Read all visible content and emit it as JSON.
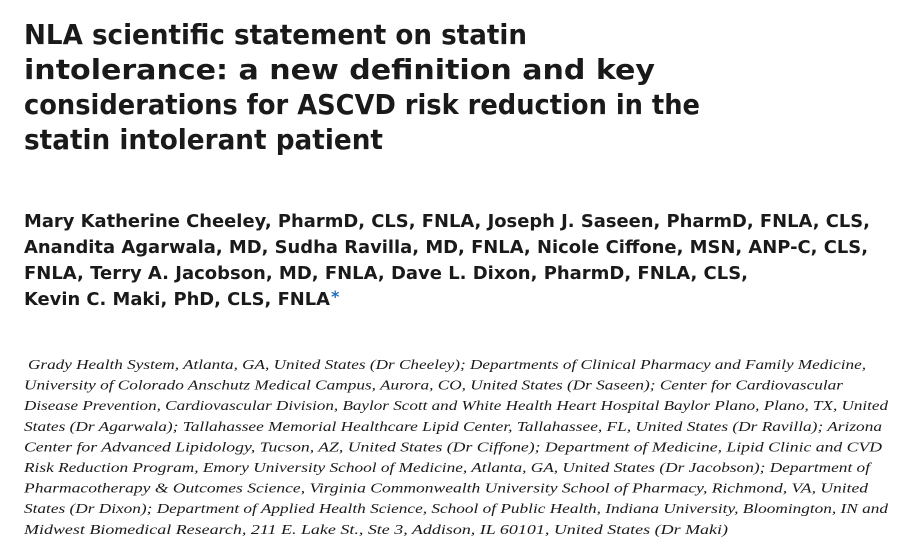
{
  "article": {
    "title_lines": [
      "NLA scientific statement on statin",
      "intolerance: a new definition and key",
      "considerations for ASCVD risk reduction in the",
      "statin intolerant patient"
    ],
    "author_lines": [
      "Mary Katherine Cheeley, PharmD, CLS, FNLA, Joseph J. Saseen, PharmD, FNLA, CLS,",
      "Anandita Agarwala, MD, Sudha Ravilla, MD, FNLA, Nicole Ciffone, MSN, ANP-C, CLS,",
      "FNLA, Terry A. Jacobson, MD, FNLA, Dave L. Dixon, PharmD, FNLA, CLS,",
      "Kevin C. Maki, PhD, CLS, FNLA"
    ],
    "corresponding_mark": "*",
    "affiliation_lines": [
      "Grady Health System, Atlanta, GA, United States (Dr Cheeley); Departments of Clinical Pharmacy and Family Medicine,",
      "University of Colorado Anschutz Medical Campus, Aurora, CO, United States (Dr Saseen); Center for Cardiovascular",
      "Disease Prevention, Cardiovascular Division, Baylor Scott and White Health Heart Hospital Baylor Plano, Plano, TX, United",
      "States (Dr Agarwala); Tallahassee Memorial Healthcare Lipid Center, Tallahassee, FL, United States (Dr Ravilla); Arizona",
      "Center for Advanced Lipidology, Tucson, AZ, United States (Dr Ciffone); Department of Medicine, Lipid Clinic and CVD",
      "Risk Reduction Program, Emory University School of Medicine, Atlanta, GA, United States (Dr Jacobson); Department of",
      "Pharmacotherapy & Outcomes Science, Virginia Commonwealth University School of Pharmacy, Richmond, VA, United",
      "States (Dr Dixon); Department of Applied Health Science, School of Public Health, Indiana University, Bloomington, IN and",
      "Midwest Biomedical Research, 211 E. Lake St., Ste 3, Addison, IL 60101, United States (Dr Maki)"
    ]
  }
}
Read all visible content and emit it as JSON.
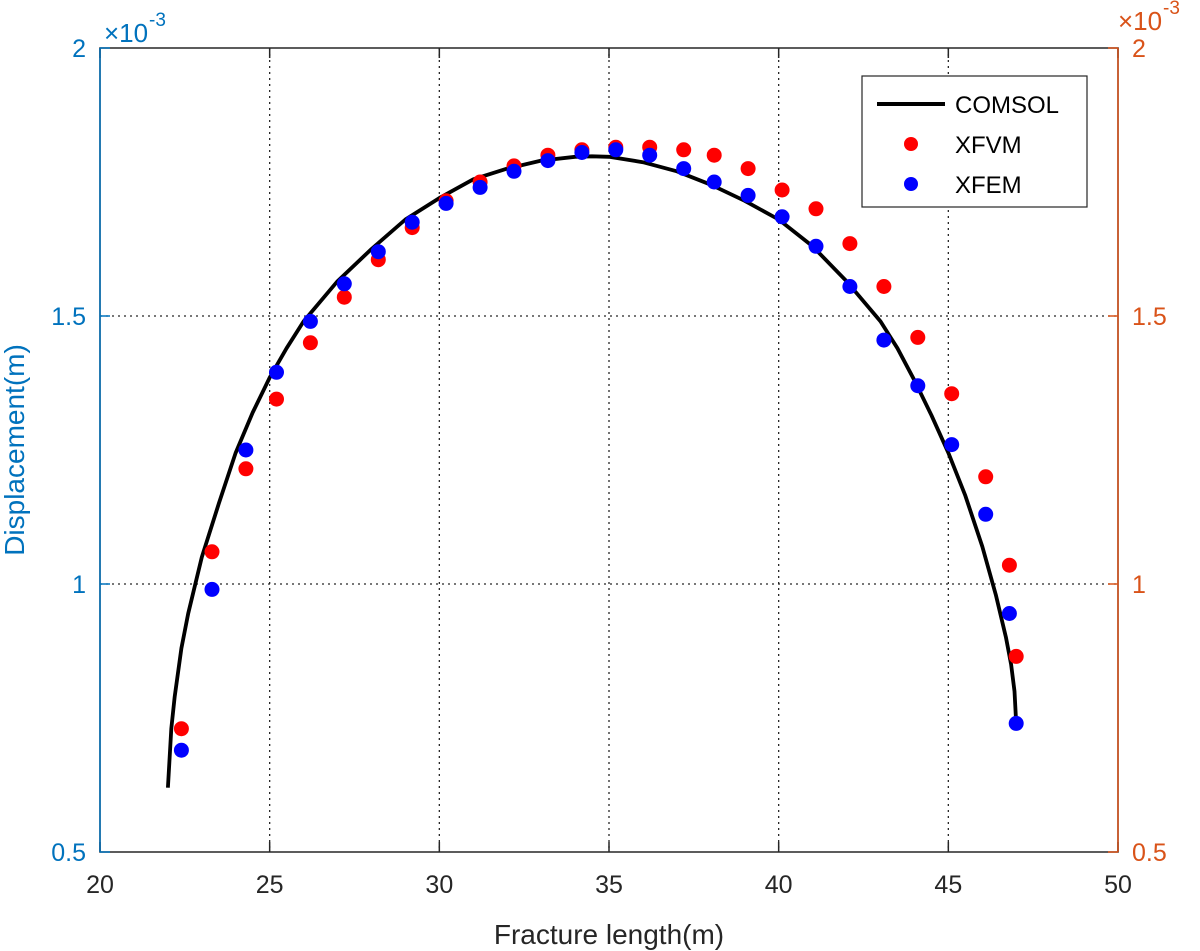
{
  "chart_data": {
    "type": "scatter",
    "title": "",
    "xlabel": "Fracture length(m)",
    "ylabel_left": "Displacement(m)",
    "ylabel_right": "",
    "xlim": [
      20,
      50
    ],
    "ylim": [
      0.5,
      2
    ],
    "y_multiplier_text": "×10",
    "y_multiplier_exp": "-3",
    "x_ticks": [
      "20",
      "25",
      "30",
      "35",
      "40",
      "45",
      "50"
    ],
    "y_ticks": [
      "0.5",
      "1",
      "1.5",
      "2"
    ],
    "grid": true,
    "legend_position": "top-right",
    "colors": {
      "left_axis": "#0072BD",
      "right_axis": "#D95319",
      "comsol": "#000000",
      "xfvm": "#FF0000",
      "xfem": "#0000FF",
      "frame": "#262626"
    },
    "series": [
      {
        "name": "COMSOL",
        "kind": "line",
        "x": [
          22.0,
          22.1,
          22.2,
          22.4,
          22.6,
          23.0,
          23.5,
          24.0,
          24.5,
          25.0,
          25.5,
          26.0,
          27.0,
          28.0,
          29.0,
          30.0,
          31.0,
          32.0,
          33.0,
          34.0,
          34.5,
          35.0,
          36.0,
          37.0,
          38.0,
          39.0,
          40.0,
          41.0,
          42.0,
          43.0,
          43.5,
          44.0,
          44.5,
          45.0,
          45.5,
          46.0,
          46.4,
          46.7,
          46.85,
          46.95,
          47.0
        ],
        "y": [
          0.62,
          0.73,
          0.79,
          0.88,
          0.945,
          1.05,
          1.15,
          1.245,
          1.32,
          1.385,
          1.44,
          1.49,
          1.565,
          1.625,
          1.68,
          1.72,
          1.755,
          1.775,
          1.79,
          1.797,
          1.798,
          1.797,
          1.787,
          1.77,
          1.745,
          1.715,
          1.68,
          1.63,
          1.565,
          1.49,
          1.44,
          1.38,
          1.315,
          1.245,
          1.165,
          1.07,
          0.98,
          0.9,
          0.85,
          0.8,
          0.74
        ]
      },
      {
        "name": "XFVM",
        "kind": "scatter",
        "x": [
          22.4,
          23.3,
          24.3,
          25.2,
          26.2,
          27.2,
          28.2,
          29.2,
          30.2,
          31.2,
          32.2,
          33.2,
          34.2,
          35.2,
          36.2,
          37.2,
          38.1,
          39.1,
          40.1,
          41.1,
          42.1,
          43.1,
          44.1,
          45.1,
          46.1,
          46.8,
          47.0
        ],
        "y": [
          0.73,
          1.06,
          1.215,
          1.345,
          1.45,
          1.535,
          1.605,
          1.665,
          1.715,
          1.75,
          1.78,
          1.8,
          1.81,
          1.815,
          1.815,
          1.81,
          1.8,
          1.775,
          1.735,
          1.7,
          1.635,
          1.555,
          1.46,
          1.355,
          1.2,
          1.035,
          0.865
        ]
      },
      {
        "name": "XFEM",
        "kind": "scatter",
        "x": [
          22.4,
          23.3,
          24.3,
          25.2,
          26.2,
          27.2,
          28.2,
          29.2,
          30.2,
          31.2,
          32.2,
          33.2,
          34.2,
          35.2,
          36.2,
          37.2,
          38.1,
          39.1,
          40.1,
          41.1,
          42.1,
          43.1,
          44.1,
          45.1,
          46.1,
          46.8,
          47.0
        ],
        "y": [
          0.69,
          0.99,
          1.25,
          1.395,
          1.49,
          1.56,
          1.62,
          1.675,
          1.71,
          1.74,
          1.77,
          1.79,
          1.805,
          1.81,
          1.8,
          1.775,
          1.75,
          1.725,
          1.685,
          1.63,
          1.555,
          1.455,
          1.37,
          1.26,
          1.13,
          0.945,
          0.74
        ]
      }
    ]
  }
}
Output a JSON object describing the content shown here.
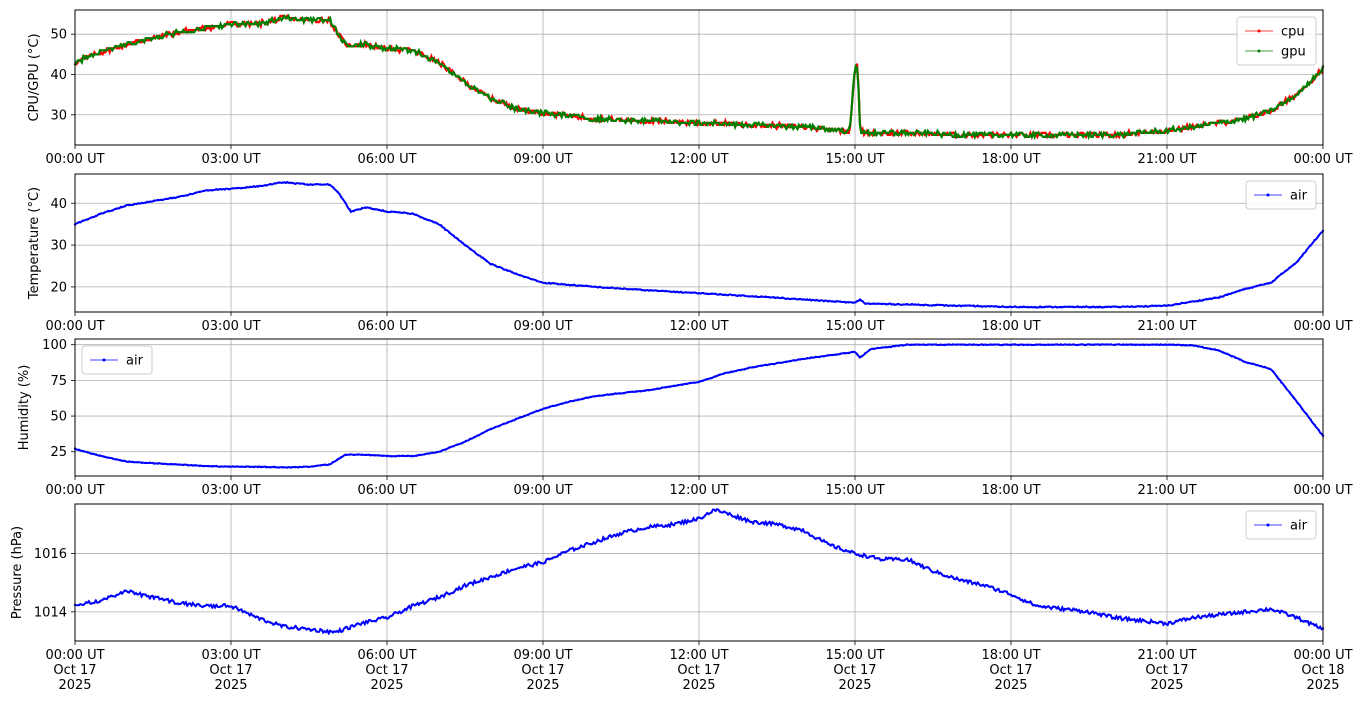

━━━━━━━━━━━━━━━━

* _Description of the task_
Reproduce the listing exactly. Leave its pictures out.

* _Exercise answer_
Read all visible content and emit it as JSON.
{
  "article": {
    "title_lines": [
      "NLA scientific statement on statin",
      "intolerance: a new definition and key",
      "considerations for ASCVD risk reduction in the",
      "statin intolerant patient"
    ],
    "author_lines": [
      "Mary Katherine Cheeley, PharmD, CLS, FNLA, Joseph J. Saseen, PharmD, FNLA, CLS,",
      "Anandita Agarwala, MD, Sudha Ravilla, MD, FNLA, Nicole Ciffone, MSN, ANP-C, CLS,",
      "FNLA, Terry A. Jacobson, MD, FNLA, Dave L. Dixon, PharmD, FNLA, CLS,",
      "Kevin C. Maki, PhD, CLS, FNLA"
    ],
    "corresponding_mark": "*",
    "affiliation_lines": [
      "Grady Health System, Atlanta, GA, United States (Dr Cheeley); Departments of Clinical Pharmacy and Family Medicine,",
      "University of Colorado Anschutz Medical Campus, Aurora, CO, United States (Dr Saseen); Center for Cardiovascular",
      "Disease Prevention, Cardiovascular Division, Baylor Scott and White Health Heart Hospital Baylor Plano, Plano, TX, United",
      "States (Dr Agarwala); Tallahassee Memorial Healthcare Lipid Center, Tallahassee, FL, United States (Dr Ravilla); Arizona",
      "Center for Advanced Lipidology, Tucson, AZ, United States (Dr Ciffone); Department of Medicine, Lipid Clinic and CVD",
      "Risk Reduction Program, Emory University School of Medicine, Atlanta, GA, United States (Dr Jacobson); Department of",
      "Pharmacotherapy & Outcomes Science, Virginia Commonwealth University School of Pharmacy, Richmond, VA, United",
      "States (Dr Dixon); Department of Applied Health Science, School of Public Health, Indiana University, Bloomington, IN and",
      "Midwest Biomedical Research, 211 E. Lake St., Ste 3, Addison, IL 60101, United States (Dr Maki)"
    ]
  }
}
Read all visible content and emit it as JSON.
{
  "chart_data": {
    "type": "scatter",
    "title": "",
    "xlabel": "Fracture length(m)",
    "ylabel_left": "Displacement(m)",
    "ylabel_right": "",
    "xlim": [
      20,
      50
    ],
    "ylim": [
      0.5,
      2
    ],
    "y_multiplier_text": "×10",
    "y_multiplier_exp": "-3",
    "x_ticks": [
      "20",
      "25",
      "30",
      "35",
      "40",
      "45",
      "50"
    ],
    "y_ticks": [
      "0.5",
      "1",
      "1.5",
      "2"
    ],
    "grid": true,
    "legend_position": "top-right",
    "colors": {
      "left_axis": "#0072BD",
      "right_axis": "#D95319",
      "comsol": "#000000",
      "xfvm": "#FF0000",
      "xfem": "#0000FF",
      "frame": "#262626"
    },
    "series": [
      {
        "name": "COMSOL",
        "kind": "line",
        "x": [
          22.0,
          22.1,
          22.2,
          22.4,
          22.6,
          23.0,
          23.5,
          24.0,
          24.5,
          25.0,
          25.5,
          26.0,
          27.0,
          28.0,
          29.0,
          30.0,
          31.0,
          32.0,
          33.0,
          34.0,
          34.5,
          35.0,
          36.0,
          37.0,
          38.0,
          39.0,
          40.0,
          41.0,
          42.0,
          43.0,
          43.5,
          44.0,
          44.5,
          45.0,
          45.5,
          46.0,
          46.4,
          46.7,
          46.85,
          46.95,
          47.0
        ],
        "y": [
          0.62,
          0.73,
          0.79,
          0.88,
          0.945,
          1.05,
          1.15,
          1.245,
          1.32,
          1.385,
          1.44,
          1.49,
          1.565,
          1.625,
          1.68,
          1.72,
          1.755,
          1.775,
          1.79,
          1.797,
          1.798,
          1.797,
          1.787,
          1.77,
          1.745,
          1.715,
          1.68,
          1.63,
          1.565,
          1.49,
          1.44,
          1.38,
          1.315,
          1.245,
          1.165,
          1.07,
          0.98,
          0.9,
          0.85,
          0.8,
          0.74
        ]
      },
      {
        "name": "XFVM",
        "kind": "scatter",
        "x": [
          22.4,
          23.3,
          24.3,
          25.2,
          26.2,
          27.2,
          28.2,
          29.2,
          30.2,
          31.2,
          32.2,
          33.2,
          34.2,
          35.2,
          36.2,
          37.2,
          38.1,
          39.1,
          40.1,
          41.1,
          42.1,
          43.1,
          44.1,
          45.1,
          46.1,
          46.8,
          47.0
        ],
        "y": [
          0.73,
          1.06,
          1.215,
          1.345,
          1.45,
          1.535,
          1.605,
          1.665,
          1.715,
          1.75,
          1.78,
          1.8,
          1.81,
          1.815,
          1.815,
          1.81,
          1.8,
          1.775,
          1.735,
          1.7,
          1.635,
          1.555,
          1.46,
          1.355,
          1.2,
          1.035,
          0.865
        ]
      },
      {
        "name": "XFEM",
        "kind": "scatter",
        "x": [
          22.4,
          23.3,
          24.3,
          25.2,
          26.2,
          27.2,
          28.2,
          29.2,
          30.2,
          31.2,
          32.2,
          33.2,
          34.2,
          35.2,
          36.2,
          37.2,
          38.1,
          39.1,
          40.1,
          41.1,
          42.1,
          43.1,
          44.1,
          45.1,
          46.1,
          46.8,
          47.0
        ],
        "y": [
          0.69,
          0.99,
          1.25,
          1.395,
          1.49,
          1.56,
          1.62,
          1.675,
          1.71,
          1.74,
          1.77,
          1.79,
          1.805,
          1.81,
          1.8,
          1.775,
          1.75,
          1.725,
          1.685,
          1.63,
          1.555,
          1.455,
          1.37,
          1.26,
          1.13,
          0.945,
          0.74
        ]
      }
    ]
  }
}
Output a JSON object describing the content shown here.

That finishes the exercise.